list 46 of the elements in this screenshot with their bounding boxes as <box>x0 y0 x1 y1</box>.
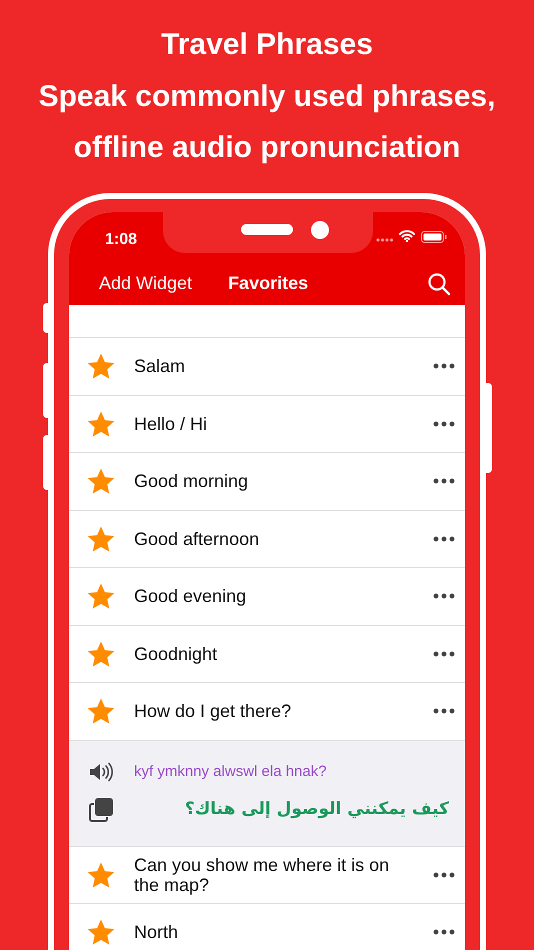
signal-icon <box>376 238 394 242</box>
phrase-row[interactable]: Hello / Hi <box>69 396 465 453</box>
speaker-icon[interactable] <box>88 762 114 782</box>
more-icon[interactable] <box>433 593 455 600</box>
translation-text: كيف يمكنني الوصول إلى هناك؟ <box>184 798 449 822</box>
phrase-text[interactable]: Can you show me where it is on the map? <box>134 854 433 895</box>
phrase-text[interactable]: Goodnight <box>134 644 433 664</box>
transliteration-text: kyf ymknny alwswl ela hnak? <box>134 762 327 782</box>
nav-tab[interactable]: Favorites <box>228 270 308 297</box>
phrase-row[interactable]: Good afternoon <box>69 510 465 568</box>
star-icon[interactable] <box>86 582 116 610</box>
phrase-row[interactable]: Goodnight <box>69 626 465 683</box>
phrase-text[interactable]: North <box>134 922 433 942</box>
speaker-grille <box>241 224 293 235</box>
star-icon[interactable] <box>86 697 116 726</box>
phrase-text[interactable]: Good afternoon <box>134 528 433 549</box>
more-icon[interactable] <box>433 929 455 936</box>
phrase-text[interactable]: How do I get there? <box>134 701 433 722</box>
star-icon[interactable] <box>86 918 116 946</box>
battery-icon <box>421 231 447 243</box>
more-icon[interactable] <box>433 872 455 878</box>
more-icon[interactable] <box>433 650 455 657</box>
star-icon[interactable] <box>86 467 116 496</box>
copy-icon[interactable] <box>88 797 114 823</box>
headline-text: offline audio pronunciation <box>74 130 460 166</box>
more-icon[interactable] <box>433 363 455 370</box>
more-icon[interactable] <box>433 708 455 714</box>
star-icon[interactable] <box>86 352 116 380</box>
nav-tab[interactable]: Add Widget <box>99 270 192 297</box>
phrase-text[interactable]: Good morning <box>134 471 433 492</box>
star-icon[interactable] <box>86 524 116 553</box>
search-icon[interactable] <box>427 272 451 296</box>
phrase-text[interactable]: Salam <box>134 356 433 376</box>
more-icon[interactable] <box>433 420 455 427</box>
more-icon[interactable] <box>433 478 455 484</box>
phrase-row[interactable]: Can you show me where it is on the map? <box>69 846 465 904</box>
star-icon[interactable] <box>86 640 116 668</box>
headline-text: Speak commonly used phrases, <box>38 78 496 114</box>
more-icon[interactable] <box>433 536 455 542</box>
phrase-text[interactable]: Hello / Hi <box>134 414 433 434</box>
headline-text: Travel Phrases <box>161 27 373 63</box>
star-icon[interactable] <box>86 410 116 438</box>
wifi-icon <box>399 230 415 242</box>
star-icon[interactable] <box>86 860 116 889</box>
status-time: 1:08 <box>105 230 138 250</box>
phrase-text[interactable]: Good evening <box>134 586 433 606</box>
☆ ☆ ☆ ☆
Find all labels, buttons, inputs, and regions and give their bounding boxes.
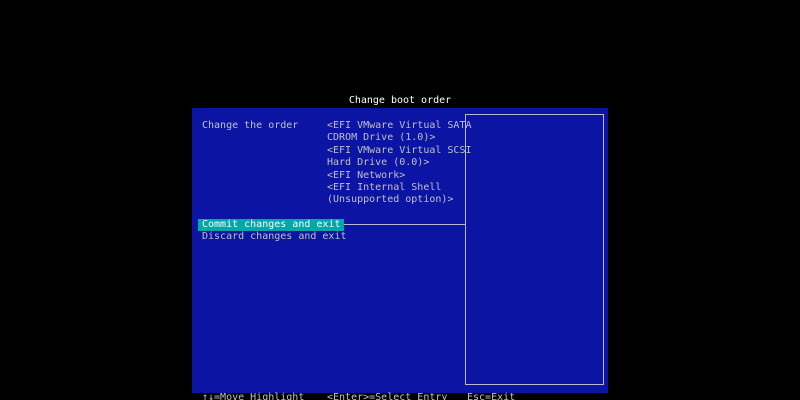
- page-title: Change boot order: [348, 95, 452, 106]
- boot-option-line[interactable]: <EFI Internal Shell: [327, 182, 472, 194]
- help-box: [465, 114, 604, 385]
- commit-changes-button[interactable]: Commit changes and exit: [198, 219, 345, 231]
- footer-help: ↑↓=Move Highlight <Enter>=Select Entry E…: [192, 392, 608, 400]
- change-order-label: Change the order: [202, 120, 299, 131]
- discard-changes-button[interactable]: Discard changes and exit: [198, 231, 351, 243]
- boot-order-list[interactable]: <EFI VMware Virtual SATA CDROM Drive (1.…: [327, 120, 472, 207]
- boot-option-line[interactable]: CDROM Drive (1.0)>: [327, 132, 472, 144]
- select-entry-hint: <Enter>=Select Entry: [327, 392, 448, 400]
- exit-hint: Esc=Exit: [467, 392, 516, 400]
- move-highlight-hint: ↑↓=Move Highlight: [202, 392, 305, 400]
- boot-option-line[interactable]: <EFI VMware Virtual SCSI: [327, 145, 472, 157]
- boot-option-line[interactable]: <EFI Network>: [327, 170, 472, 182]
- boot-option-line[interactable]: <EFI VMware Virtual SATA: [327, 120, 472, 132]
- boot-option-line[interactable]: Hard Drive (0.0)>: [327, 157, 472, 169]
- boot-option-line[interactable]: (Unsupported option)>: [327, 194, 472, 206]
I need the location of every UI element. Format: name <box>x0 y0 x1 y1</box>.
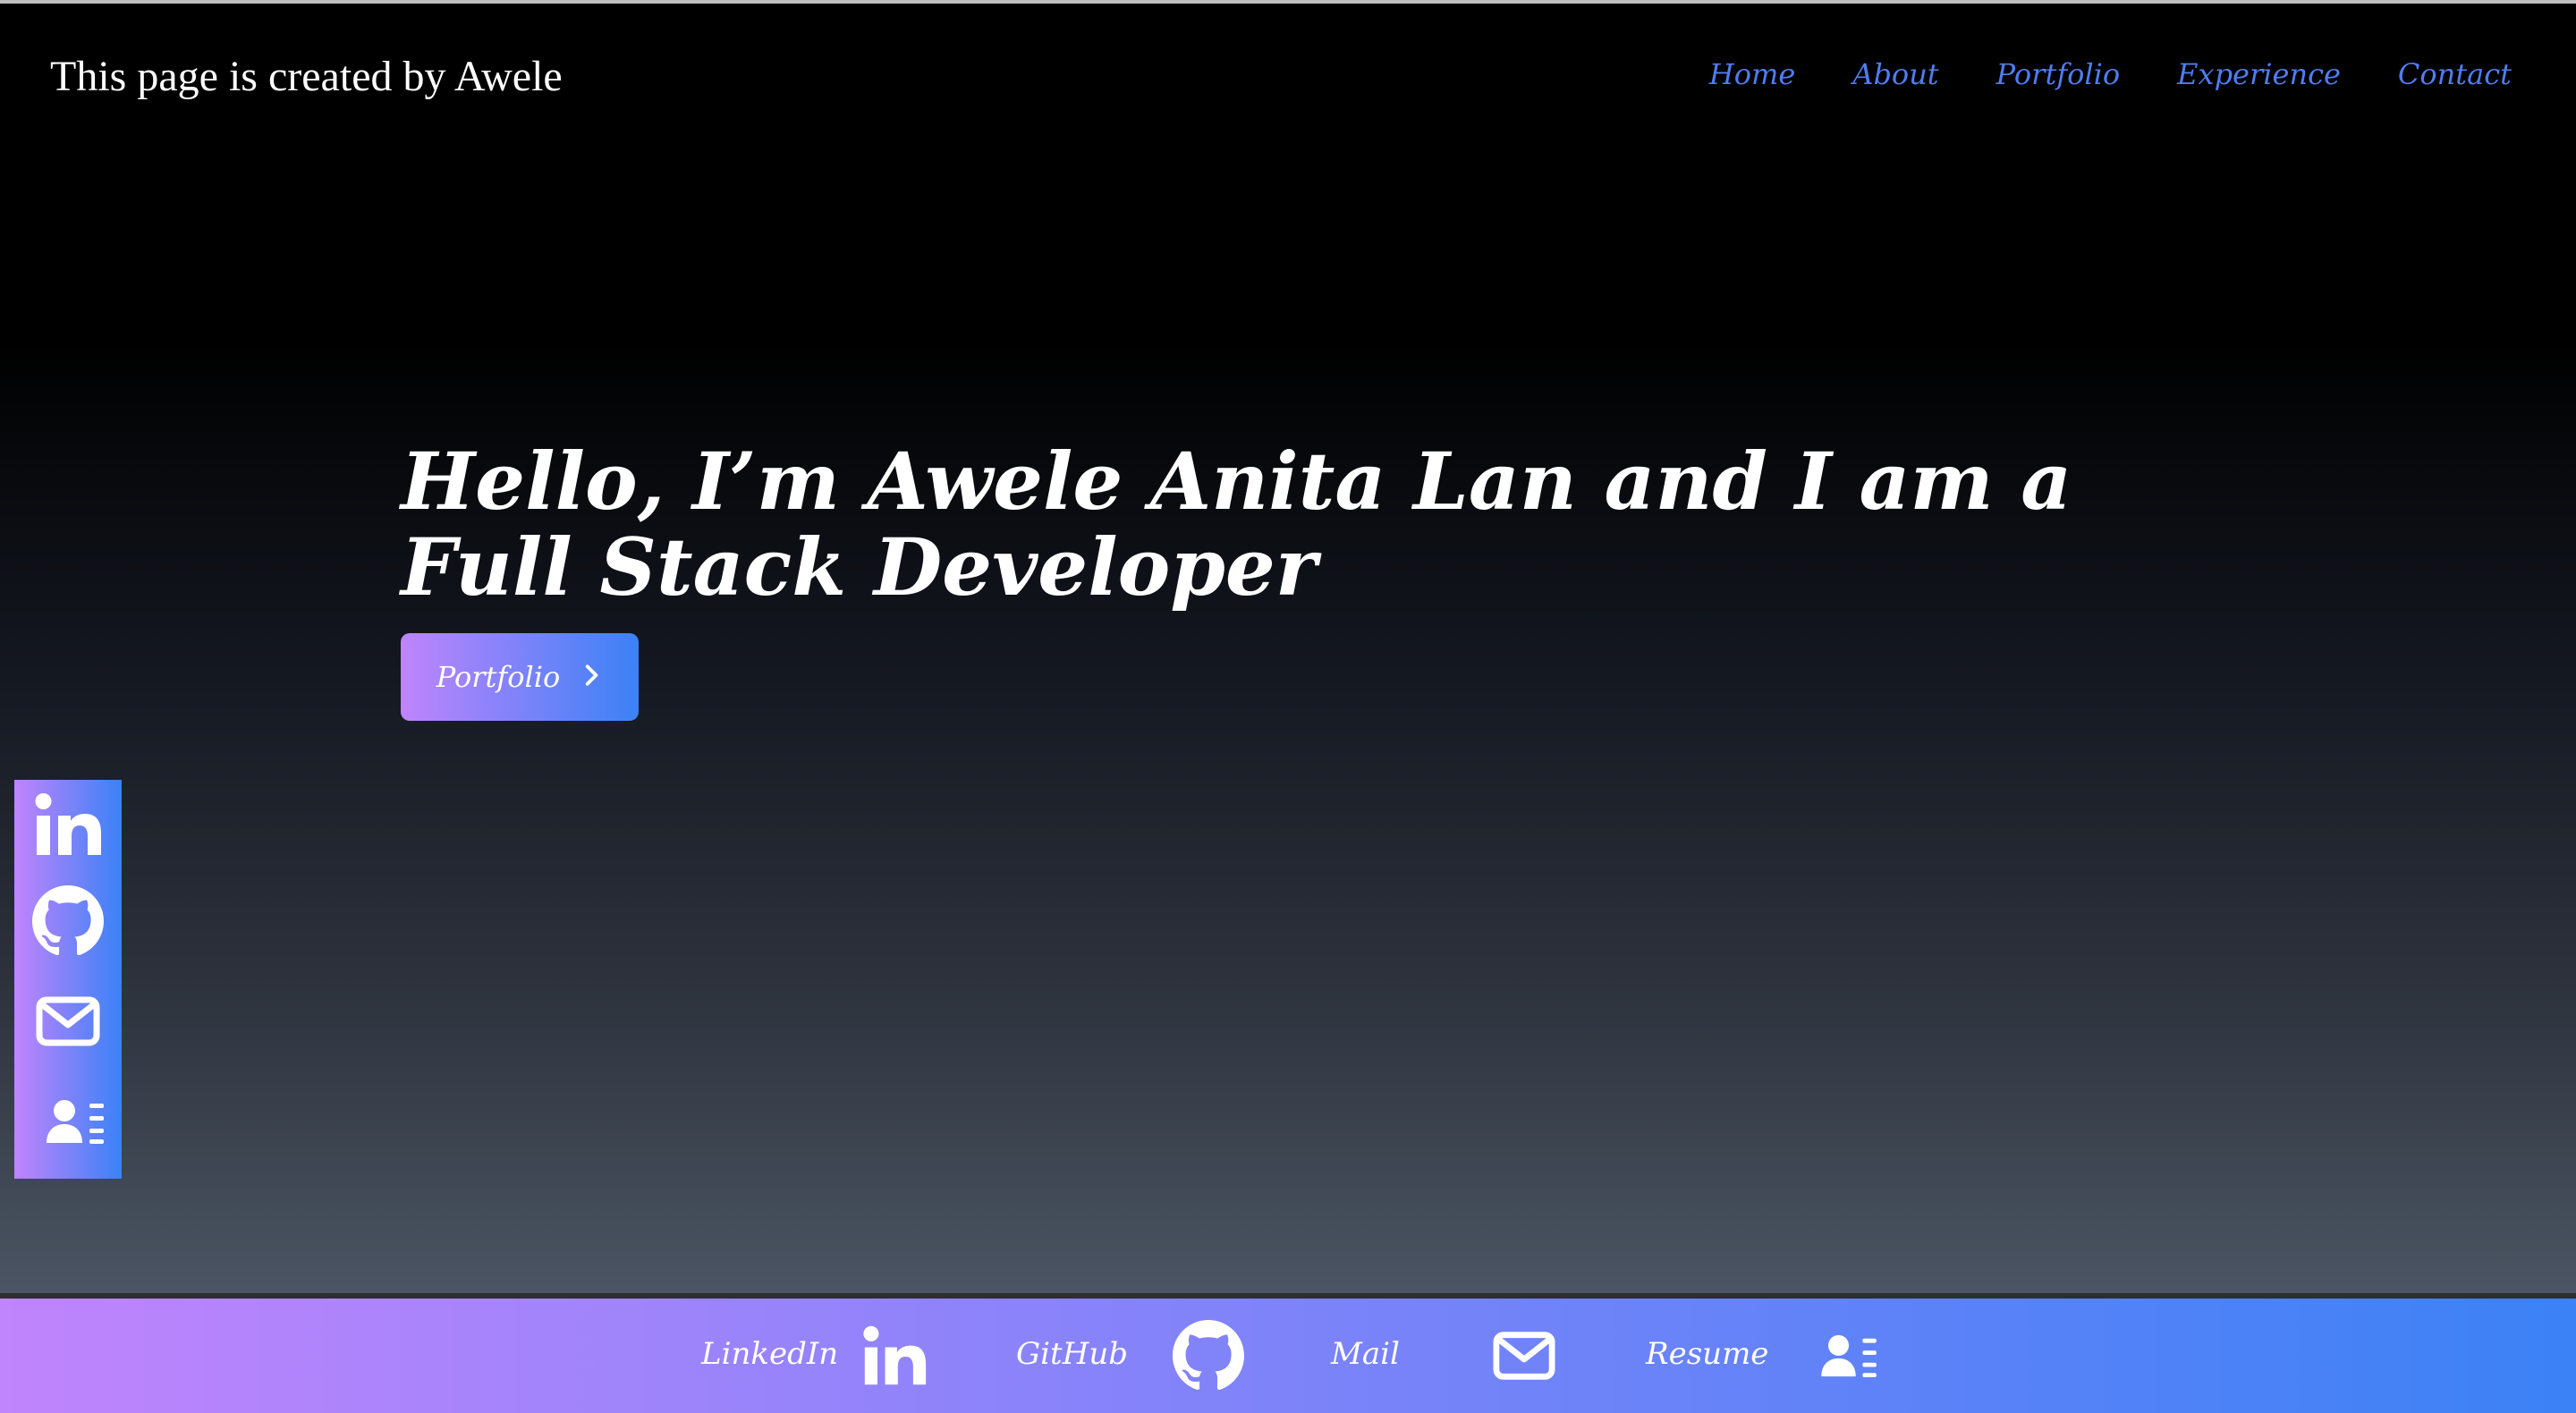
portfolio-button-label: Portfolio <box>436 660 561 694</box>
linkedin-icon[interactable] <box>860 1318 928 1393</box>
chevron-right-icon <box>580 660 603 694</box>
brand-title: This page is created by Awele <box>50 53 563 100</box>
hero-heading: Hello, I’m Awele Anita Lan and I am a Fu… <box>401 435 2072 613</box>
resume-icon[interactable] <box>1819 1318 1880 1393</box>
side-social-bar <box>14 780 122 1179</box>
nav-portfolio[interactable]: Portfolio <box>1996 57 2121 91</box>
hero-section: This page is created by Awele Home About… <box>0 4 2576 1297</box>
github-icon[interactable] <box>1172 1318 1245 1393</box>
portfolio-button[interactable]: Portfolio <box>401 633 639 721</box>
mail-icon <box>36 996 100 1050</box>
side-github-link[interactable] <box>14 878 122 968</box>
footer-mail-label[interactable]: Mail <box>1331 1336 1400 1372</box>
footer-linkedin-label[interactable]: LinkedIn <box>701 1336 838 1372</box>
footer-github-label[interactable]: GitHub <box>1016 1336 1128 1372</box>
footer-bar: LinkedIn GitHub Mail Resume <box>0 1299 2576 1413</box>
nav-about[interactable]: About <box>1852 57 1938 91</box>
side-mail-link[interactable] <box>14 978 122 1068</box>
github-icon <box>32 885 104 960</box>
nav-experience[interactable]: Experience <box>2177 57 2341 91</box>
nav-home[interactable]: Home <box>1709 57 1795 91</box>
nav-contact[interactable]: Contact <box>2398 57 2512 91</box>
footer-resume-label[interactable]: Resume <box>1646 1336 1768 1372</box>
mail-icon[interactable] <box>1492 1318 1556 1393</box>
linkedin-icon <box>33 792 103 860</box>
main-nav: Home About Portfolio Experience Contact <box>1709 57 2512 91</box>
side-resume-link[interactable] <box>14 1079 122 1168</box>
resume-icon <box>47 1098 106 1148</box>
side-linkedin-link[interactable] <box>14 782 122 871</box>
☆ ☆ ☆ ☆
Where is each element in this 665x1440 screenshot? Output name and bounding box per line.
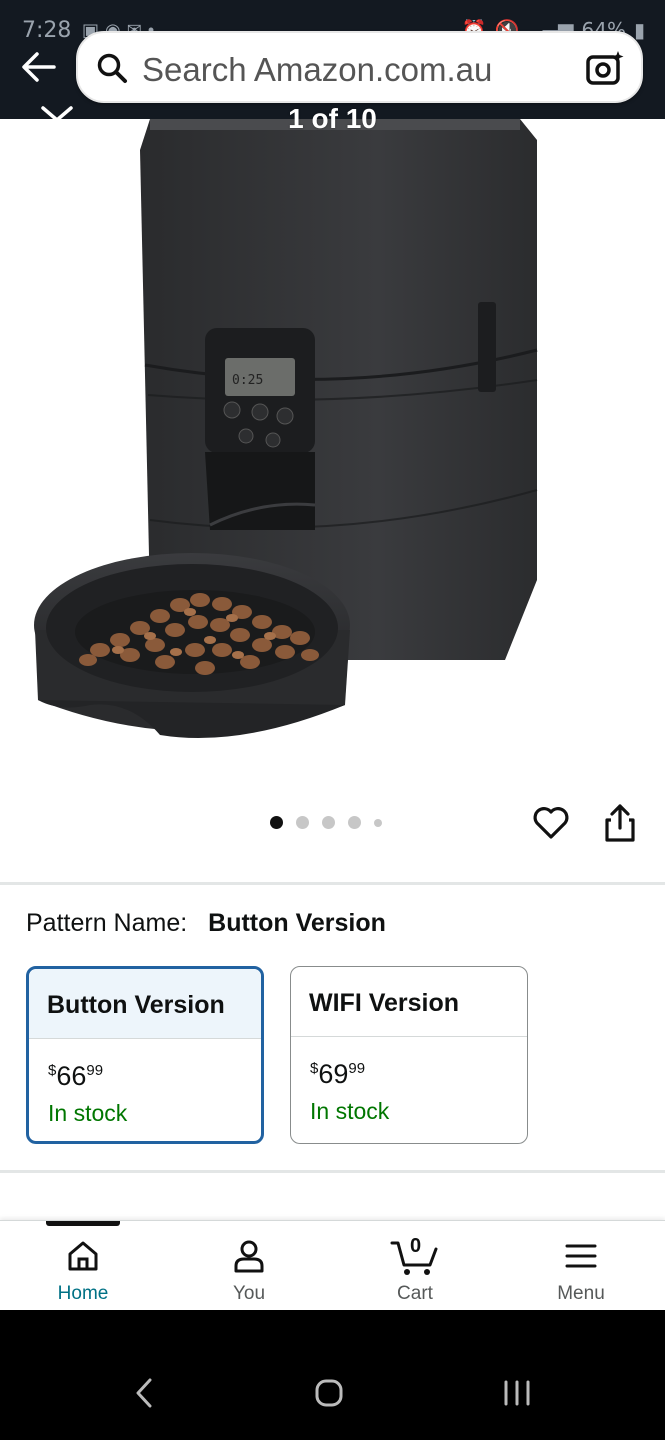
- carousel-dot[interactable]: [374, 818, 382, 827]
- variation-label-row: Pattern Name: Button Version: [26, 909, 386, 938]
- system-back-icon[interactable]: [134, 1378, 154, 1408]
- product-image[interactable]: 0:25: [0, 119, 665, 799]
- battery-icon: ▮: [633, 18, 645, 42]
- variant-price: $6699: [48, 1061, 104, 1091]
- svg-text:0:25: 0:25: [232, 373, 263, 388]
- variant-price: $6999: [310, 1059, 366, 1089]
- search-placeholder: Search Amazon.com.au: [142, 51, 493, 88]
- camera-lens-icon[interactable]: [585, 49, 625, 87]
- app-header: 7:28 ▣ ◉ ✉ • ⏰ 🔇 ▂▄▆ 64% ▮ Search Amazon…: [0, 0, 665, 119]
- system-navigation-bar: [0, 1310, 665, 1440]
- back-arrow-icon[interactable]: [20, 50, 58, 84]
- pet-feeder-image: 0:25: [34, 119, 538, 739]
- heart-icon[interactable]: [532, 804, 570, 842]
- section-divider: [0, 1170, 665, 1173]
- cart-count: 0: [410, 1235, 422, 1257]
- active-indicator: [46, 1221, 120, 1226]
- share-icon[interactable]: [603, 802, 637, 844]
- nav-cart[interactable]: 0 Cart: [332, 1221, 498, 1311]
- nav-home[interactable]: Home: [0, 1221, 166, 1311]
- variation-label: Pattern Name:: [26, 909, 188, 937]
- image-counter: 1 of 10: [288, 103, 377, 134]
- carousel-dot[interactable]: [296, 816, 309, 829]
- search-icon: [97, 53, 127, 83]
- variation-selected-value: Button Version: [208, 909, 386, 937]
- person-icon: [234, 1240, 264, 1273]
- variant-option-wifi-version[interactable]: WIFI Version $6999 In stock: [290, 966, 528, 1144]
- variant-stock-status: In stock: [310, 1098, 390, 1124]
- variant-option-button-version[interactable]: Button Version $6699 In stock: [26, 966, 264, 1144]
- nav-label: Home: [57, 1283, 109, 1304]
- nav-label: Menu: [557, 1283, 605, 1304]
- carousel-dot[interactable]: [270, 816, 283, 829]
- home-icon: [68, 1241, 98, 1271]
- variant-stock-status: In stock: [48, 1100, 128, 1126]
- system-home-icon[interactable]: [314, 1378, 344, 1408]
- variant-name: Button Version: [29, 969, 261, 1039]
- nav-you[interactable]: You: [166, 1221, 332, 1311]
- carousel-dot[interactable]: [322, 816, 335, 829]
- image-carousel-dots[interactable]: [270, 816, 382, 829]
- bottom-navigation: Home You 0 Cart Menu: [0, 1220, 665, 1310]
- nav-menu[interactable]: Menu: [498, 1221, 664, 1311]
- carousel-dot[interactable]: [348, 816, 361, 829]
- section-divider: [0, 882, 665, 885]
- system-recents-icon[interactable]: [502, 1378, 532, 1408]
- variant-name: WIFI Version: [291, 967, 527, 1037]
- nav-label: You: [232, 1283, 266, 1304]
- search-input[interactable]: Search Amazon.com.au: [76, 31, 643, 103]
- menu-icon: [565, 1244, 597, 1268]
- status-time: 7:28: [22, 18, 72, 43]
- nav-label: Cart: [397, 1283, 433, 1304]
☆ ☆ ☆ ☆
# [What is being asked]
Output the lines of the listing from the line with "portfolio-button-label: Portfolio <box>436" up to and including the line with "side-social-bar <box>14 780 122 1179</box>", copied without any change.

# [Answer below]
portfolio-button-label: Portfolio <box>436 660 561 694</box>
linkedin-icon[interactable] <box>860 1318 928 1393</box>
chevron-right-icon <box>580 660 603 694</box>
brand-title: This page is created by Awele <box>50 53 563 100</box>
hero-heading: Hello, I’m Awele Anita Lan and I am a Fu… <box>401 435 2072 613</box>
resume-icon[interactable] <box>1819 1318 1880 1393</box>
side-social-bar <box>14 780 122 1179</box>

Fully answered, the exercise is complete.